- [What is asked]: Present the following entries again, word for word and in full.

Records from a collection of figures
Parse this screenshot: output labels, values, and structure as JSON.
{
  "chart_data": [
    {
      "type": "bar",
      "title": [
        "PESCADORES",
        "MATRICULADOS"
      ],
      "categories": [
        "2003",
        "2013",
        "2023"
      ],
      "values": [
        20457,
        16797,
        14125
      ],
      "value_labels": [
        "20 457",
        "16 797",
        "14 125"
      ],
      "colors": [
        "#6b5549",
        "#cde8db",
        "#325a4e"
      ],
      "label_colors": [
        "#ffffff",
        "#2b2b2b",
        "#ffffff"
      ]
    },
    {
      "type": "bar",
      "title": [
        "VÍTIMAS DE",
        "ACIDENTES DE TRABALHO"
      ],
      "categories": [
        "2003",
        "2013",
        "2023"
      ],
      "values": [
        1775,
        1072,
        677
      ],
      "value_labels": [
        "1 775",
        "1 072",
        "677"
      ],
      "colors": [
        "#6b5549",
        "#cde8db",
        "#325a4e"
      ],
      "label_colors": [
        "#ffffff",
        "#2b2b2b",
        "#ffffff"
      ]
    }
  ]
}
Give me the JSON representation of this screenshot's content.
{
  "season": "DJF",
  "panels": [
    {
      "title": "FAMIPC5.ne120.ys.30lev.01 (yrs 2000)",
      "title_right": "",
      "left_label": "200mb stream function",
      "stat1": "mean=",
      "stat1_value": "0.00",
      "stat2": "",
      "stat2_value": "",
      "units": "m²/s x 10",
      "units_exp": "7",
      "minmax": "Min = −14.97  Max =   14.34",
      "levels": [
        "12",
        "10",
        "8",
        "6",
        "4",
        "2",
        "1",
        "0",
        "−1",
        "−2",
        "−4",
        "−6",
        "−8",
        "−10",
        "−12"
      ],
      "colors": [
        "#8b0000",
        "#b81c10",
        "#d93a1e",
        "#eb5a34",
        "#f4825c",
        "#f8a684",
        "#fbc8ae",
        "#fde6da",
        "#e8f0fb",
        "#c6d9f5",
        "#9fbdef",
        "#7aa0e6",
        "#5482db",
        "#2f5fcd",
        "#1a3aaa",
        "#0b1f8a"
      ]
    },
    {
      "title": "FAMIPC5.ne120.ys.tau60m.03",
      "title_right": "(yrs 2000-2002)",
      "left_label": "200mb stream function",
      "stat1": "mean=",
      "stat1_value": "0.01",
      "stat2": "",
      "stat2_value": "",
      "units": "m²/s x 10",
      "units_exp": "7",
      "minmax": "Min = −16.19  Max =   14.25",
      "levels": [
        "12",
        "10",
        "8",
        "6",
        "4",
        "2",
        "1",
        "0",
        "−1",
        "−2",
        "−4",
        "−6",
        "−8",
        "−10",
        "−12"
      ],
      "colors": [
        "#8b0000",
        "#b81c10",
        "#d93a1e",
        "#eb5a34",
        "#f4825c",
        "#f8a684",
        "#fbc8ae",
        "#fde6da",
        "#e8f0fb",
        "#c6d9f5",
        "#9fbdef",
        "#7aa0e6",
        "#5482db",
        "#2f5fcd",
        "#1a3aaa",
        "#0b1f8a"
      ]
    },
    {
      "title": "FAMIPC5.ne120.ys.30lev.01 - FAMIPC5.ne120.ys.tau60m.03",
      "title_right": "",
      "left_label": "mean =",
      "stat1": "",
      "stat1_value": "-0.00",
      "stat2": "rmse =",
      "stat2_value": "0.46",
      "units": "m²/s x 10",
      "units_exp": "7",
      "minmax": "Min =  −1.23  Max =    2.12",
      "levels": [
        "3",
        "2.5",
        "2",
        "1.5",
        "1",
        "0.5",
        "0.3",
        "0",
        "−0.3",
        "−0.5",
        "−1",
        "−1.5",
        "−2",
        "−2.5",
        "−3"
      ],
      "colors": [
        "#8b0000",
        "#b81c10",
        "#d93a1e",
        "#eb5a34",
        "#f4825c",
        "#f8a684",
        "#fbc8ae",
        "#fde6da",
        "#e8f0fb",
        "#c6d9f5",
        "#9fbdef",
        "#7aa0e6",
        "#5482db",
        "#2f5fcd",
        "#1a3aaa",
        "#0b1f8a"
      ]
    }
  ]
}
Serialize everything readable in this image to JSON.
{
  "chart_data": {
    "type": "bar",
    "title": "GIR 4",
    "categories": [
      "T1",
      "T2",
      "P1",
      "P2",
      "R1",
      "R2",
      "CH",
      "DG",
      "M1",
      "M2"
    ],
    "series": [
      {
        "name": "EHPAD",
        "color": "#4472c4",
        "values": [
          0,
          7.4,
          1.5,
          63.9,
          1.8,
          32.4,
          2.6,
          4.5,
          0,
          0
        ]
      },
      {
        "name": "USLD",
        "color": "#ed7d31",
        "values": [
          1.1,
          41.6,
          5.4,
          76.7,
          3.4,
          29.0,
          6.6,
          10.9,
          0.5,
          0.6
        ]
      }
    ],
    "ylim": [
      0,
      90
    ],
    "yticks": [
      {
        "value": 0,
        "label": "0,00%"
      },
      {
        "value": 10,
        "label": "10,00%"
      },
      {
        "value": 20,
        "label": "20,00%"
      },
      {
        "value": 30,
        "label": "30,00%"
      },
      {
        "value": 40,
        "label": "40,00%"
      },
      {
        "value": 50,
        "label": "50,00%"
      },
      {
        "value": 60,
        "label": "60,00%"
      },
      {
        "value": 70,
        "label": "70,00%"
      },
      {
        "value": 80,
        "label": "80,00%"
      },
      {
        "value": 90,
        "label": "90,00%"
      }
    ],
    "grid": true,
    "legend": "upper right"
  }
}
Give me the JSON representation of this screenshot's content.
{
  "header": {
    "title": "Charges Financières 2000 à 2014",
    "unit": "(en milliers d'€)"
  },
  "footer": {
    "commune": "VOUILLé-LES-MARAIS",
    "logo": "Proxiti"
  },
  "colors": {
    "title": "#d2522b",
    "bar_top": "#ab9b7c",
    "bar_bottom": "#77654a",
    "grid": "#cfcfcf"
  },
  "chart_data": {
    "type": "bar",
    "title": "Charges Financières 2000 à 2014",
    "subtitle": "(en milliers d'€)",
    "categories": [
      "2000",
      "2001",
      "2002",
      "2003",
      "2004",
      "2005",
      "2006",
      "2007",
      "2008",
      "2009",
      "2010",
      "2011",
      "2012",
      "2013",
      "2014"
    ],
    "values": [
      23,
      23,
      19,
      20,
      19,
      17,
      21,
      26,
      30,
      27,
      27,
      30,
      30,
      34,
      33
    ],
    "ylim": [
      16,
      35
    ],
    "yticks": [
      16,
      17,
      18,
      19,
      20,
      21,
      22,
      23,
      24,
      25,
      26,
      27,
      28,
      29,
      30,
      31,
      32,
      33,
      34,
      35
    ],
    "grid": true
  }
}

- [Exercise answer]:
Parse this screenshot: output labels, values, and structure as JSON.
{
  "chart_data": [
    {
      "type": "bar",
      "title": [
        "PESCADORES",
        "MATRICULADOS"
      ],
      "categories": [
        "2003",
        "2013",
        "2023"
      ],
      "values": [
        20457,
        16797,
        14125
      ],
      "value_labels": [
        "20 457",
        "16 797",
        "14 125"
      ],
      "colors": [
        "#6b5549",
        "#cde8db",
        "#325a4e"
      ],
      "label_colors": [
        "#ffffff",
        "#2b2b2b",
        "#ffffff"
      ]
    },
    {
      "type": "bar",
      "title": [
        "VÍTIMAS DE",
        "ACIDENTES DE TRABALHO"
      ],
      "categories": [
        "2003",
        "2013",
        "2023"
      ],
      "values": [
        1775,
        1072,
        677
      ],
      "value_labels": [
        "1 775",
        "1 072",
        "677"
      ],
      "colors": [
        "#6b5549",
        "#cde8db",
        "#325a4e"
      ],
      "label_colors": [
        "#ffffff",
        "#2b2b2b",
        "#ffffff"
      ]
    }
  ]
}
Give me the JSON representation of this screenshot's content.
{
  "season": "DJF",
  "panels": [
    {
      "title": "FAMIPC5.ne120.ys.30lev.01 (yrs 2000)",
      "title_right": "",
      "left_label": "200mb stream function",
      "stat1": "mean=",
      "stat1_value": "0.00",
      "stat2": "",
      "stat2_value": "",
      "units": "m²/s x 10",
      "units_exp": "7",
      "minmax": "Min = −14.97  Max =   14.34",
      "levels": [
        "12",
        "10",
        "8",
        "6",
        "4",
        "2",
        "1",
        "0",
        "−1",
        "−2",
        "−4",
        "−6",
        "−8",
        "−10",
        "−12"
      ],
      "colors": [
        "#8b0000",
        "#b81c10",
        "#d93a1e",
        "#eb5a34",
        "#f4825c",
        "#f8a684",
        "#fbc8ae",
        "#fde6da",
        "#e8f0fb",
        "#c6d9f5",
        "#9fbdef",
        "#7aa0e6",
        "#5482db",
        "#2f5fcd",
        "#1a3aaa",
        "#0b1f8a"
      ]
    },
    {
      "title": "FAMIPC5.ne120.ys.tau60m.03",
      "title_right": "(yrs 2000-2002)",
      "left_label": "200mb stream function",
      "stat1": "mean=",
      "stat1_value": "0.01",
      "stat2": "",
      "stat2_value": "",
      "units": "m²/s x 10",
      "units_exp": "7",
      "minmax": "Min = −16.19  Max =   14.25",
      "levels": [
        "12",
        "10",
        "8",
        "6",
        "4",
        "2",
        "1",
        "0",
        "−1",
        "−2",
        "−4",
        "−6",
        "−8",
        "−10",
        "−12"
      ],
      "colors": [
        "#8b0000",
        "#b81c10",
        "#d93a1e",
        "#eb5a34",
        "#f4825c",
        "#f8a684",
        "#fbc8ae",
        "#fde6da",
        "#e8f0fb",
        "#c6d9f5",
        "#9fbdef",
        "#7aa0e6",
        "#5482db",
        "#2f5fcd",
        "#1a3aaa",
        "#0b1f8a"
      ]
    },
    {
      "title": "FAMIPC5.ne120.ys.30lev.01 - FAMIPC5.ne120.ys.tau60m.03",
      "title_right": "",
      "left_label": "mean =",
      "stat1": "",
      "stat1_value": "-0.00",
      "stat2": "rmse =",
      "stat2_value": "0.46",
      "units": "m²/s x 10",
      "units_exp": "7",
      "minmax": "Min =  −1.23  Max =    2.12",
      "levels": [
        "3",
        "2.5",
        "2",
        "1.5",
        "1",
        "0.5",
        "0.3",
        "0",
        "−0.3",
        "−0.5",
        "−1",
        "−1.5",
        "−2",
        "−2.5",
        "−3"
      ],
      "colors": [
        "#8b0000",
        "#b81c10",
        "#d93a1e",
        "#eb5a34",
        "#f4825c",
        "#f8a684",
        "#fbc8ae",
        "#fde6da",
        "#e8f0fb",
        "#c6d9f5",
        "#9fbdef",
        "#7aa0e6",
        "#5482db",
        "#2f5fcd",
        "#1a3aaa",
        "#0b1f8a"
      ]
    }
  ]
}
Serialize everything readable in this image to JSON.
{
  "chart_data": {
    "type": "bar",
    "title": "GIR 4",
    "categories": [
      "T1",
      "T2",
      "P1",
      "P2",
      "R1",
      "R2",
      "CH",
      "DG",
      "M1",
      "M2"
    ],
    "series": [
      {
        "name": "EHPAD",
        "color": "#4472c4",
        "values": [
          0,
          7.4,
          1.5,
          63.9,
          1.8,
          32.4,
          2.6,
          4.5,
          0,
          0
        ]
      },
      {
        "name": "USLD",
        "color": "#ed7d31",
        "values": [
          1.1,
          41.6,
          5.4,
          76.7,
          3.4,
          29.0,
          6.6,
          10.9,
          0.5,
          0.6
        ]
      }
    ],
    "ylim": [
      0,
      90
    ],
    "yticks": [
      {
        "value": 0,
        "label": "0,00%"
      },
      {
        "value": 10,
        "label": "10,00%"
      },
      {
        "value": 20,
        "label": "20,00%"
      },
      {
        "value": 30,
        "label": "30,00%"
      },
      {
        "value": 40,
        "label": "40,00%"
      },
      {
        "value": 50,
        "label": "50,00%"
      },
      {
        "value": 60,
        "label": "60,00%"
      },
      {
        "value": 70,
        "label": "70,00%"
      },
      {
        "value": 80,
        "label": "80,00%"
      },
      {
        "value": 90,
        "label": "90,00%"
      }
    ],
    "grid": true,
    "legend": "upper right"
  }
}
Give me the JSON representation of this screenshot's content.
{
  "header": {
    "title": "Charges Financières 2000 à 2014",
    "unit": "(en milliers d'€)"
  },
  "footer": {
    "commune": "VOUILLé-LES-MARAIS",
    "logo": "Proxiti"
  },
  "colors": {
    "title": "#d2522b",
    "bar_top": "#ab9b7c",
    "bar_bottom": "#77654a",
    "grid": "#cfcfcf"
  },
  "chart_data": {
    "type": "bar",
    "title": "Charges Financières 2000 à 2014",
    "subtitle": "(en milliers d'€)",
    "categories": [
      "2000",
      "2001",
      "2002",
      "2003",
      "2004",
      "2005",
      "2006",
      "2007",
      "2008",
      "2009",
      "2010",
      "2011",
      "2012",
      "2013",
      "2014"
    ],
    "values": [
      23,
      23,
      19,
      20,
      19,
      17,
      21,
      26,
      30,
      27,
      27,
      30,
      30,
      34,
      33
    ],
    "ylim": [
      16,
      35
    ],
    "yticks": [
      16,
      17,
      18,
      19,
      20,
      21,
      22,
      23,
      24,
      25,
      26,
      27,
      28,
      29,
      30,
      31,
      32,
      33,
      34,
      35
    ],
    "grid": true
  }
}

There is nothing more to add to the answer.